» **Brano**:
---+---
Cammino in montagna perché ho paura di morire.
Ho paura per i miei cari, quelli anziani, quelli ammalati. Quelli che non possono più camminare liberi per le montagne.
Ho paura quando finisce l' estate, specialmente questa, così solare, calda, afosa, un estate "vera", finalmente! dopo molte così così. Ho paura non torni più la primavera.
Estate? chiedete a qualsiasi bambino, e proprio come questa appena finita la descriverebbe: "Sole brucia, caldo non respiro più, bagni nel lago, nel fiume, metti il cappellino, spalmati di crema solare, apri l' ombrellone..."
Ho paura che un giorno le mie gambe non mi portino più, lassù. Ho paura di lasciare il mio monte, di ritrovarmi a vivere nel cemento, nella bruttezza, nel rumore.
Ho paura di morire, di lasciare per sempre questa terra così generosa di Bellezza. Ho paura che spariscano le meraviglie che incantano gli occhi, i sensi tutti, che fanno battere il cuore, che riempiono l' anima di commozione, di gratitudine. Che fanno colare le lacrime. Ho paura non ci siano Dei. Ho paura di non rivedere i miei cari morti.
Perciò cammino.
Perciò son tornata sul mio Gridone, oggi.
Perciò ho desiderato toccarne ancora una volta il faro, la grande croce rossa, visibile da casa mia. La croce che veglia sul lago, sulle valli, sulle cime di quest' angolo di terra. Sugli uomini.
Ho paura spariscano sentieri per sempre. Sentieri della fatica, del vivere magro, angusto. Sentieri abbandonati che i nostri figli faticheranno a ritrovare, perché ricoperti di vegetazione, di terra, sentieri di piode una volta curati dagli uomini, ora franati nel vuoto.
Perciò racconterò di sentieri che stanno sparendo, che le paline hanno cancellato, e le cartine non riportano più, che non vengono più curati, raramente solcati.
---+---
» **Richiesta A**:
Riscrivi la parte del brano che va da "Ho paura per" fino a "più la primavera." compreso, mettendo "bella stagione" al posto di "primavera".
Il brano e le righe provengono da fonti diverse.

[Voci di dati raccolte]
---+---
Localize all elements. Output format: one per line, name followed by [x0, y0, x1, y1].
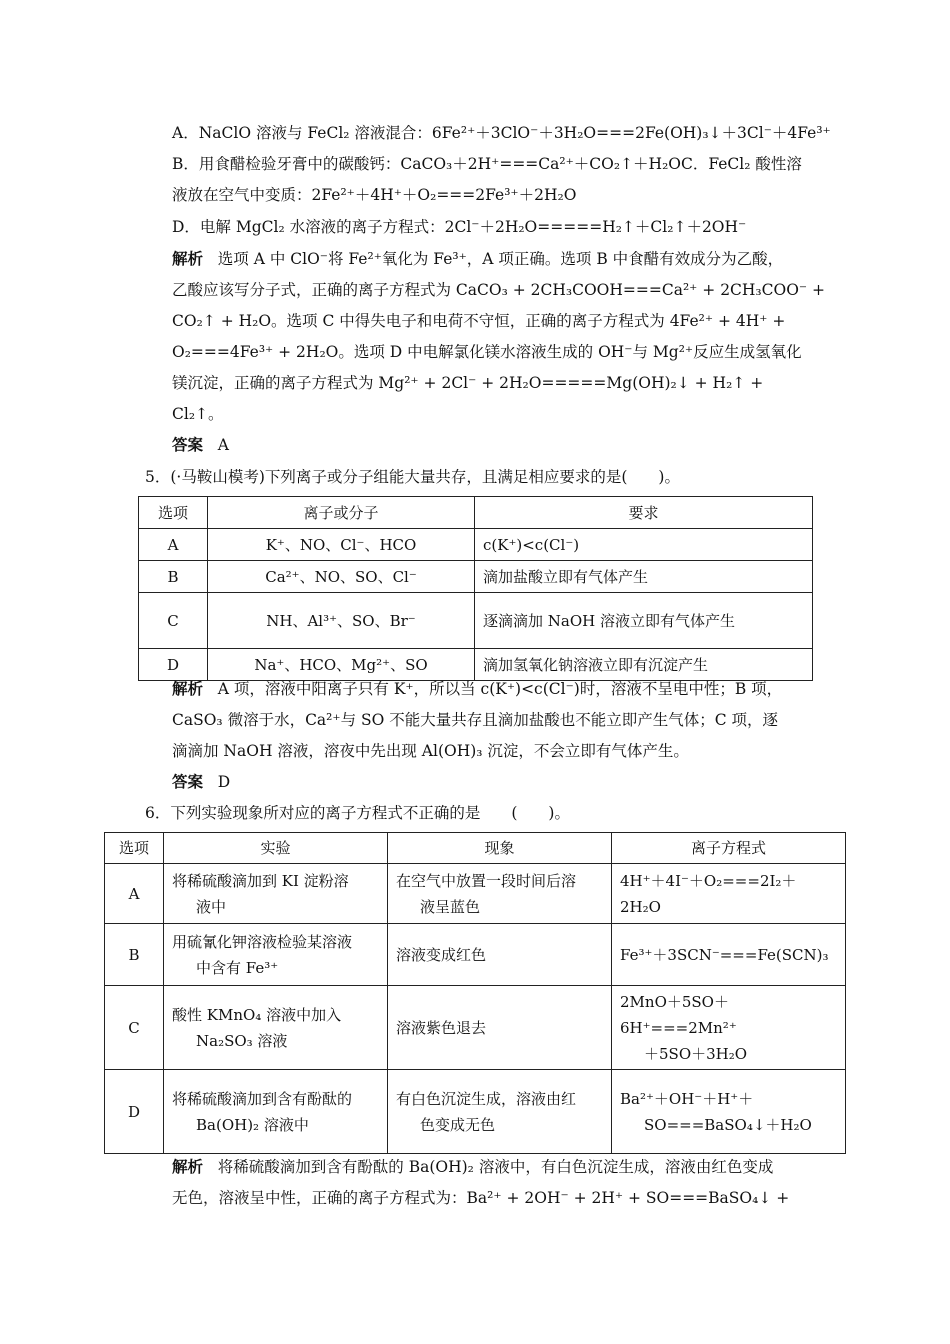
table-cell: B — [139, 561, 208, 593]
question-6-title: 6．下列实验现象所对应的离子方程式不正确的是 ( )。 — [145, 804, 570, 822]
analysis-4-line-3: CO₂↑ + H₂O。选项 C 中得失电子和电荷不守恒，正确的离子方程式为 4Fe²⁺ + 4H⁺ + — [172, 312, 786, 330]
table-header: 实验 — [164, 833, 388, 864]
table-header: 离子或分子 — [208, 497, 475, 529]
table-cell: 滴加氢氧化钠溶液立即有沉淀产生 — [475, 649, 813, 681]
answer-label: 答案 — [172, 772, 204, 791]
question-5-table — [138, 496, 813, 681]
table-cell: Ca²⁺、NO、SO、Cl⁻ — [208, 561, 475, 593]
analysis-6-line-1: 解析 将稀硫酸滴加到含有酚酞的 Ba(OH)₂ 溶液中，有白色沉淀生成，溶液由红色变成 — [172, 1157, 774, 1176]
answer-4: 答案 A — [172, 435, 229, 454]
table-header: 选项 — [139, 497, 208, 529]
option-a: A．NaClO 溶液与 FeCl₂ 溶液混合：6Fe²⁺＋3ClO⁻＋3H₂O===2Fe(OH)₃↓＋3Cl⁻＋4Fe³⁺ — [172, 124, 831, 142]
option-d: D．电解 MgCl₂ 水溶液的离子方程式：2Cl⁻＋2H₂O=====H₂↑＋Cl₂↑＋2OH⁻ — [172, 218, 747, 236]
table-cell: 溶液变成红色 — [388, 924, 612, 986]
table-cell: NH、Al³⁺、SO、Br⁻ — [208, 593, 475, 649]
analysis-4-line-4: O₂===4Fe³⁺ + 2H₂O。选项 D 中电解氯化镁水溶液生成的 OH⁻与 Mg²⁺反应生成氢氧化 — [172, 343, 802, 361]
analysis-label: 解析 — [172, 249, 204, 268]
table-header: 离子方程式 — [612, 833, 846, 864]
table-cell: Ba²⁺＋OH⁻＋H⁺＋ SO===BaSO₄↓＋H₂O — [612, 1070, 846, 1154]
table-header: 现象 — [388, 833, 612, 864]
table-cell: Na⁺、HCO、Mg²⁺、SO — [208, 649, 475, 681]
analysis-4-line-6: Cl₂↑。 — [172, 405, 224, 423]
table-cell: 在空气中放置一段时间后溶 液呈蓝色 — [388, 864, 612, 924]
table-cell: C — [105, 986, 164, 1070]
table-cell: 逐滴滴加 NaOH 溶液立即有气体产生 — [475, 593, 813, 649]
analysis-5-line-3: 滴滴加 NaOH 溶液，溶夜中先出现 Al(OH)₃ 沉淀，不会立即有气体产生。 — [172, 742, 689, 760]
table-cell: 将稀硫酸滴加到 KI 淀粉溶 液中 — [164, 864, 388, 924]
table-cell: 酸性 KMnO₄ 溶液中加入 Na₂SO₃ 溶液 — [164, 986, 388, 1070]
table-cell: K⁺、NO、Cl⁻、HCO — [208, 529, 475, 561]
table-cell: Fe³⁺＋3SCN⁻===Fe(SCN)₃ — [612, 924, 846, 986]
table-cell: C — [139, 593, 208, 649]
table-cell: B — [105, 924, 164, 986]
analysis-5-line-2: CaSO₃ 微溶于水，Ca²⁺与 SO 不能大量共存且滴加盐酸也不能立即产生气体；C 项，逐 — [172, 711, 779, 729]
table-cell: 4H⁺＋4I⁻＋O₂===2I₂＋2H₂O — [612, 864, 846, 924]
analysis-6-line-2: 无色，溶液呈中性，正确的离子方程式为：Ba²⁺ + 2OH⁻ + 2H⁺ + SO===BaSO₄↓ + — [172, 1189, 790, 1207]
table-header: 选项 — [105, 833, 164, 864]
analysis-4-line-2: 乙酸应该写分子式，正确的离子方程式为 CaCO₃ + 2CH₃COOH===Ca²⁺ + 2CH₃COO⁻ + — [172, 281, 826, 299]
table-cell: 用硫氰化钾溶液检验某溶液 中含有 Fe³⁺ — [164, 924, 388, 986]
option-b-cont: 液放在空气中变质：2Fe²⁺＋4H⁺＋O₂===2Fe³⁺＋2H₂O — [172, 186, 577, 204]
table-cell: c(K⁺)<c(Cl⁻) — [475, 529, 813, 561]
answer-5: 答案 D — [172, 772, 231, 791]
question-5-title: 5．(·马鞍山模考)下列离子或分子组能大量共存，且满足相应要求的是( )。 — [145, 468, 680, 486]
table-cell: D — [139, 649, 208, 681]
table-cell: 滴加盐酸立即有气体产生 — [475, 561, 813, 593]
table-cell: A — [105, 864, 164, 924]
table-cell: D — [105, 1070, 164, 1154]
option-b: B．用食醋检验牙膏中的碳酸钙：CaCO₃＋2H⁺===Ca²⁺＋CO₂↑＋H₂OC．FeCl₂ 酸性溶 — [172, 155, 802, 173]
table-cell: 溶液紫色退去 — [388, 986, 612, 1070]
analysis-5-line-1: 解析 A 项，溶液中阳离子只有 K⁺，所以当 c(K⁺)<c(Cl⁻)时，溶液不呈电中性；B 项， — [172, 679, 783, 698]
table-header: 要求 — [475, 497, 813, 529]
table-cell: 2MnO＋5SO＋6H⁺===2Mn²⁺ ＋5SO＋3H₂O — [612, 986, 846, 1070]
answer-label: 答案 — [172, 435, 204, 454]
analysis-4-line-1: 解析 选项 A 中 ClO⁻将 Fe²⁺氧化为 Fe³⁺，A 项正确。选项 B 中食醋有效成分为乙酸， — [172, 249, 784, 268]
analysis-label: 解析 — [172, 679, 204, 698]
analysis-4-line-5: 镁沉淀，正确的离子方程式为 Mg²⁺ + 2Cl⁻ + 2H₂O=====Mg(OH)₂↓ + H₂↑ + — [172, 374, 764, 392]
table-cell: 将稀硫酸滴加到含有酚酞的 Ba(OH)₂ 溶液中 — [164, 1070, 388, 1154]
table-cell: A — [139, 529, 208, 561]
analysis-label: 解析 — [172, 1157, 204, 1176]
question-6-table — [104, 832, 846, 1154]
table-cell: 有白色沉淀生成，溶液由红 色变成无色 — [388, 1070, 612, 1154]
---+---
» **Richiesta B**:
Tra le righe riportate sopra, riproduci quelle che vanno dalla riga con "table-cell: B — [139, 561, 208, 593]" fino alla riga con "table-cell: Na⁺、HCO、Mg²⁺、SO —" compresa.

» **Risposta finale A**:
Ho paura per i miei cari, quelli anziani, quelli ammalati. Quelli che non possono più camminare liberi per le montagne.
Ho paura quando finisce l' estate, specialmente questa, così solare, calda, afosa, un estate "vera", finalmente! dopo molte così così. Ho paura non torni più la bella stagione.

» **Risposta finale B**:
table-cell: B — [139, 561, 208, 593]
question-6-title: 6．下列实验现象所对应的离子方程式不正确的是 ( )。 — [145, 804, 570, 822]
analysis-4-line-3: CO₂↑ + H₂O。选项 C 中得失电子和电荷不守恒，正确的离子方程式为 4Fe²⁺ + 4H⁺ + — [172, 312, 786, 330]
table-header: 实验 — [164, 833, 388, 864]
table-header: 离子或分子 — [208, 497, 475, 529]
table-cell: 滴加氢氧化钠溶液立即有沉淀产生 — [475, 649, 813, 681]
answer-label: 答案 — [172, 772, 204, 791]
question-5-table — [138, 496, 813, 681]
table-cell: Ca²⁺、NO、SO、Cl⁻ — [208, 561, 475, 593]
analysis-6-line-1: 解析 将稀硫酸滴加到含有酚酞的 Ba(OH)₂ 溶液中，有白色沉淀生成，溶液由红色变成 — [172, 1157, 774, 1176]
answer-4: 答案 A — [172, 435, 229, 454]
table-header: 选项 — [139, 497, 208, 529]
option-a: A．NaClO 溶液与 FeCl₂ 溶液混合：6Fe²⁺＋3ClO⁻＋3H₂O===2Fe(OH)₃↓＋3Cl⁻＋4Fe³⁺ — [172, 124, 831, 142]
option-d: D．电解 MgCl₂ 水溶液的离子方程式：2Cl⁻＋2H₂O=====H₂↑＋Cl₂↑＋2OH⁻ — [172, 218, 747, 236]
table-cell: 溶液变成红色 — [388, 924, 612, 986]
table-cell: NH、Al³⁺、SO、Br⁻ — [208, 593, 475, 649]
analysis-4-line-4: O₂===4Fe³⁺ + 2H₂O。选项 D 中电解氯化镁水溶液生成的 OH⁻与 Mg²⁺反应生成氢氧化 — [172, 343, 802, 361]
analysis-label: 解析 — [172, 249, 204, 268]
table-header: 离子方程式 — [612, 833, 846, 864]
table-cell: Ba²⁺＋OH⁻＋H⁺＋ SO===BaSO₄↓＋H₂O — [612, 1070, 846, 1154]
table-header: 现象 — [388, 833, 612, 864]
table-cell: Na⁺、HCO、Mg²⁺、SO — [208, 649, 475, 681]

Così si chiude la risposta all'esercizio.